### Records supplied
——————————

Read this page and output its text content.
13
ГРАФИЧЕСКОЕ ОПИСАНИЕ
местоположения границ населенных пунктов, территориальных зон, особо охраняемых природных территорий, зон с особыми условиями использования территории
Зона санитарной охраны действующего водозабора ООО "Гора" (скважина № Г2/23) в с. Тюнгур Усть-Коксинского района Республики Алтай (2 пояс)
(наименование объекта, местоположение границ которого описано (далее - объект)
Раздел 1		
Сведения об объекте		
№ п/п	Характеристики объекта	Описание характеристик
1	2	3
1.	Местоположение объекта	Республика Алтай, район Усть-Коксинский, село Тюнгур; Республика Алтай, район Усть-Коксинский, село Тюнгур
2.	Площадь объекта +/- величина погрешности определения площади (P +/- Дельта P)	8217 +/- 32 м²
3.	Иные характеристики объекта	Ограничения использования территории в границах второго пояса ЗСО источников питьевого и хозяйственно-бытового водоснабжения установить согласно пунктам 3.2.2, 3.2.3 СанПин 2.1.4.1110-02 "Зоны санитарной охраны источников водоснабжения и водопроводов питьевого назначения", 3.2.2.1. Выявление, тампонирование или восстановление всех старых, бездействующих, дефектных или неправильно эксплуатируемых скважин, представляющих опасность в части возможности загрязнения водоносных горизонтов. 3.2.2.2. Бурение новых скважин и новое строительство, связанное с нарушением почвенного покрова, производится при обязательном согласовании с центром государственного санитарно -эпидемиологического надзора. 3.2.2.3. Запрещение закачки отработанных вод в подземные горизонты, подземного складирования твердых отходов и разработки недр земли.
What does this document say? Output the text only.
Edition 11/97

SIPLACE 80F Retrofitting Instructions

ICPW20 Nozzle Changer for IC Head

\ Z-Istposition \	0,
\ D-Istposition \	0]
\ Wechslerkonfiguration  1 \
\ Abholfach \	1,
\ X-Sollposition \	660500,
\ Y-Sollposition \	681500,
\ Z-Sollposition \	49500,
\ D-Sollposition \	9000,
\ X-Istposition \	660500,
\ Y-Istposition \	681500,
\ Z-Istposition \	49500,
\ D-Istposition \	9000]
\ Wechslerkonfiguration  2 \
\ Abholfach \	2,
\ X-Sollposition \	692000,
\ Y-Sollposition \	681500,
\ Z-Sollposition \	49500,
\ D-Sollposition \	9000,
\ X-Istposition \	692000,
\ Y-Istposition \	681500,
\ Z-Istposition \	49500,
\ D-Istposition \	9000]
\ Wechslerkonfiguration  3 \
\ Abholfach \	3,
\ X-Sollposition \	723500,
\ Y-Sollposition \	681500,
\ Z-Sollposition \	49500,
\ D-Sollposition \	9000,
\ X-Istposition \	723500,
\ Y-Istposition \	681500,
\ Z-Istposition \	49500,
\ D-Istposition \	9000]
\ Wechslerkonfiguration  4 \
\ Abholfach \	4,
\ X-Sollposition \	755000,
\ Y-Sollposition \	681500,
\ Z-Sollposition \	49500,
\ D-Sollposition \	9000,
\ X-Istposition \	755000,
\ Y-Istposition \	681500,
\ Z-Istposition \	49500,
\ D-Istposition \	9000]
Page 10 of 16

——————————

### Problem requirements
Write out the data exactly as it stands.

### Response to the task
Read this page and output its text content.
13
ГРАФИЧЕСКОЕ ОПИСАНИЕ
местоположения границ населенных пунктов, территориальных зон, особо охраняемых природных территорий, зон с особыми условиями использования территории
Зона санитарной охраны действующего водозабора ООО "Гора" (скважина № Г2/23) в с. Тюнгур Усть-Коксинского района Республики Алтай (2 пояс)
(наименование объекта, местоположение границ которого описано (далее - объект)
Раздел 1		
Сведения об объекте		
№ п/п	Характеристики объекта	Описание характеристик
1	2	3
1.	Местоположение объекта	Республика Алтай, район Усть-Коксинский, село Тюнгур; Республика Алтай, район Усть-Коксинский, село Тюнгур
2.	Площадь объекта +/- величина погрешности определения площади (P +/- Дельта P)	8217 +/- 32 м²
3.	Иные характеристики объекта	Ограничения использования территории в границах второго пояса ЗСО источников питьевого и хозяйственно-бытового водоснабжения установить согласно пунктам 3.2.2, 3.2.3 СанПин 2.1.4.1110-02 "Зоны санитарной охраны источников водоснабжения и водопроводов питьевого назначения", 3.2.2.1. Выявление, тампонирование или восстановление всех старых, бездействующих, дефектных или неправильно эксплуатируемых скважин, представляющих опасность в части возможности загрязнения водоносных горизонтов. 3.2.2.2. Бурение новых скважин и новое строительство, связанное с нарушением почвенного покрова, производится при обязательном согласовании с центром государственного санитарно -эпидемиологического надзора. 3.2.2.3. Запрещение закачки отработанных вод в подземные горизонты, подземного складирования твердых отходов и разработки недр земли.
What does this document say? Output the text only.
Edition 11/97

SIPLACE 80F Retrofitting Instructions

ICPW20 Nozzle Changer for IC Head

\ Z-Istposition \	0,
\ D-Istposition \	0]
\ Wechslerkonfiguration  1 \
\ Abholfach \	1,
\ X-Sollposition \	660500,
\ Y-Sollposition \	681500,
\ Z-Sollposition \	49500,
\ D-Sollposition \	9000,
\ X-Istposition \	660500,
\ Y-Istposition \	681500,
\ Z-Istposition \	49500,
\ D-Istposition \	9000]
\ Wechslerkonfiguration  2 \
\ Abholfach \	2,
\ X-Sollposition \	692000,
\ Y-Sollposition \	681500,
\ Z-Sollposition \	49500,
\ D-Sollposition \	9000,
\ X-Istposition \	692000,
\ Y-Istposition \	681500,
\ Z-Istposition \	49500,
\ D-Istposition \	9000]
\ Wechslerkonfiguration  3 \
\ Abholfach \	3,
\ X-Sollposition \	723500,
\ Y-Sollposition \	681500,
\ Z-Sollposition \	49500,
\ D-Sollposition \	9000,
\ X-Istposition \	723500,
\ Y-Istposition \	681500,
\ Z-Istposition \	49500,
\ D-Istposition \	9000]
\ Wechslerkonfiguration  4 \
\ Abholfach \	4,
\ X-Sollposition \	755000,
\ Y-Sollposition \	681500,
\ Z-Sollposition \	49500,
\ D-Sollposition \	9000,
\ X-Istposition \	755000,
\ Y-Istposition \	681500,
\ Z-Istposition \	49500,
\ D-Istposition \	9000]
Page 10 of 16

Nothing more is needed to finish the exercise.